- **DATASET EXTRACT**
— start —
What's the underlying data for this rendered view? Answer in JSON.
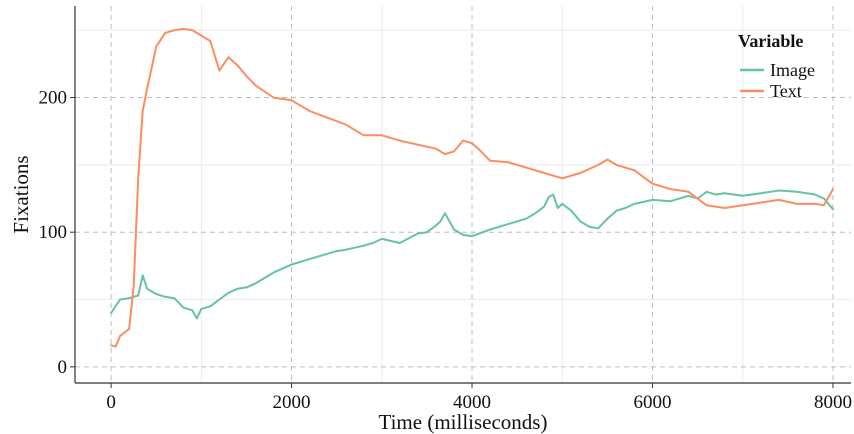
{
  "chart_data": {
    "type": "line",
    "xlabel": "Time (milliseconds)",
    "ylabel": "Fixations",
    "xlim": [
      -400,
      8200
    ],
    "ylim": [
      -12,
      268
    ],
    "x_ticks": [
      0,
      2000,
      4000,
      6000,
      8000
    ],
    "y_ticks": [
      0,
      100,
      200
    ],
    "x_tick_labels": [
      "0",
      "2000",
      "4000",
      "6000",
      "8000"
    ],
    "y_tick_labels": [
      "0",
      "100",
      "200"
    ],
    "grid": true,
    "legend": {
      "title": "Variable",
      "position": "top-right"
    },
    "series": [
      {
        "name": "Image",
        "color": "#66c2a5",
        "x": [
          0,
          100,
          200,
          300,
          350,
          400,
          500,
          600,
          700,
          800,
          900,
          950,
          1000,
          1100,
          1200,
          1300,
          1400,
          1500,
          1600,
          1700,
          1800,
          1900,
          2000,
          2200,
          2400,
          2500,
          2600,
          2800,
          2900,
          3000,
          3200,
          3400,
          3500,
          3600,
          3650,
          3700,
          3800,
          3900,
          4000,
          4200,
          4400,
          4500,
          4600,
          4700,
          4800,
          4850,
          4900,
          4950,
          5000,
          5100,
          5200,
          5300,
          5400,
          5500,
          5600,
          5700,
          5800,
          6000,
          6200,
          6400,
          6500,
          6600,
          6700,
          6800,
          7000,
          7200,
          7400,
          7600,
          7800,
          7900,
          8000
        ],
        "values": [
          40,
          50,
          51,
          53,
          68,
          58,
          54,
          52,
          51,
          44,
          42,
          36,
          43,
          45,
          50,
          55,
          58,
          59,
          62,
          66,
          70,
          73,
          76,
          80,
          84,
          86,
          87,
          90,
          92,
          95,
          92,
          99,
          100,
          105,
          108,
          114,
          102,
          98,
          97,
          102,
          106,
          108,
          110,
          114,
          119,
          126,
          128,
          118,
          121,
          116,
          108,
          104,
          103,
          110,
          116,
          118,
          121,
          124,
          123,
          127,
          125,
          130,
          128,
          129,
          127,
          129,
          131,
          130,
          128,
          125,
          117
        ]
      },
      {
        "name": "Text",
        "color": "#fc8d62",
        "x": [
          0,
          50,
          100,
          200,
          250,
          300,
          350,
          400,
          450,
          500,
          600,
          700,
          800,
          900,
          1000,
          1100,
          1200,
          1300,
          1400,
          1500,
          1600,
          1800,
          2000,
          2200,
          2400,
          2600,
          2800,
          3000,
          3200,
          3400,
          3600,
          3700,
          3800,
          3900,
          4000,
          4100,
          4200,
          4400,
          4600,
          4800,
          5000,
          5200,
          5400,
          5500,
          5600,
          5800,
          6000,
          6200,
          6400,
          6600,
          6800,
          7000,
          7200,
          7400,
          7600,
          7800,
          7900,
          8000
        ],
        "values": [
          16,
          15,
          23,
          28,
          60,
          140,
          190,
          207,
          222,
          238,
          248,
          250,
          251,
          250,
          246,
          242,
          220,
          230,
          224,
          216,
          209,
          200,
          198,
          190,
          185,
          180,
          172,
          172,
          168,
          165,
          162,
          158,
          160,
          168,
          166,
          160,
          153,
          152,
          148,
          144,
          140,
          144,
          150,
          154,
          150,
          146,
          136,
          132,
          130,
          120,
          118,
          120,
          122,
          124,
          121,
          121,
          120,
          132
        ]
      }
    ]
  }
}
— end —
- **PROBLEM STATEMENT**
Restate the records above in full, word for word. Keep pictures out.

- **OUTPUT OF THE TASK**
What's the underlying data for this rendered view? Answer in JSON.
{
  "chart_data": {
    "type": "line",
    "xlabel": "Time (milliseconds)",
    "ylabel": "Fixations",
    "xlim": [
      -400,
      8200
    ],
    "ylim": [
      -12,
      268
    ],
    "x_ticks": [
      0,
      2000,
      4000,
      6000,
      8000
    ],
    "y_ticks": [
      0,
      100,
      200
    ],
    "x_tick_labels": [
      "0",
      "2000",
      "4000",
      "6000",
      "8000"
    ],
    "y_tick_labels": [
      "0",
      "100",
      "200"
    ],
    "grid": true,
    "legend": {
      "title": "Variable",
      "position": "top-right"
    },
    "series": [
      {
        "name": "Image",
        "color": "#66c2a5",
        "x": [
          0,
          100,
          200,
          300,
          350,
          400,
          500,
          600,
          700,
          800,
          900,
          950,
          1000,
          1100,
          1200,
          1300,
          1400,
          1500,
          1600,
          1700,
          1800,
          1900,
          2000,
          2200,
          2400,
          2500,
          2600,
          2800,
          2900,
          3000,
          3200,
          3400,
          3500,
          3600,
          3650,
          3700,
          3800,
          3900,
          4000,
          4200,
          4400,
          4500,
          4600,
          4700,
          4800,
          4850,
          4900,
          4950,
          5000,
          5100,
          5200,
          5300,
          5400,
          5500,
          5600,
          5700,
          5800,
          6000,
          6200,
          6400,
          6500,
          6600,
          6700,
          6800,
          7000,
          7200,
          7400,
          7600,
          7800,
          7900,
          8000
        ],
        "values": [
          40,
          50,
          51,
          53,
          68,
          58,
          54,
          52,
          51,
          44,
          42,
          36,
          43,
          45,
          50,
          55,
          58,
          59,
          62,
          66,
          70,
          73,
          76,
          80,
          84,
          86,
          87,
          90,
          92,
          95,
          92,
          99,
          100,
          105,
          108,
          114,
          102,
          98,
          97,
          102,
          106,
          108,
          110,
          114,
          119,
          126,
          128,
          118,
          121,
          116,
          108,
          104,
          103,
          110,
          116,
          118,
          121,
          124,
          123,
          127,
          125,
          130,
          128,
          129,
          127,
          129,
          131,
          130,
          128,
          125,
          117
        ]
      },
      {
        "name": "Text",
        "color": "#fc8d62",
        "x": [
          0,
          50,
          100,
          200,
          250,
          300,
          350,
          400,
          450,
          500,
          600,
          700,
          800,
          900,
          1000,
          1100,
          1200,
          1300,
          1400,
          1500,
          1600,
          1800,
          2000,
          2200,
          2400,
          2600,
          2800,
          3000,
          3200,
          3400,
          3600,
          3700,
          3800,
          3900,
          4000,
          4100,
          4200,
          4400,
          4600,
          4800,
          5000,
          5200,
          5400,
          5500,
          5600,
          5800,
          6000,
          6200,
          6400,
          6600,
          6800,
          7000,
          7200,
          7400,
          7600,
          7800,
          7900,
          8000
        ],
        "values": [
          16,
          15,
          23,
          28,
          60,
          140,
          190,
          207,
          222,
          238,
          248,
          250,
          251,
          250,
          246,
          242,
          220,
          230,
          224,
          216,
          209,
          200,
          198,
          190,
          185,
          180,
          172,
          172,
          168,
          165,
          162,
          158,
          160,
          168,
          166,
          160,
          153,
          152,
          148,
          144,
          140,
          144,
          150,
          154,
          150,
          146,
          136,
          132,
          130,
          120,
          118,
          120,
          122,
          124,
          121,
          121,
          120,
          132
        ]
      }
    ]
  }
}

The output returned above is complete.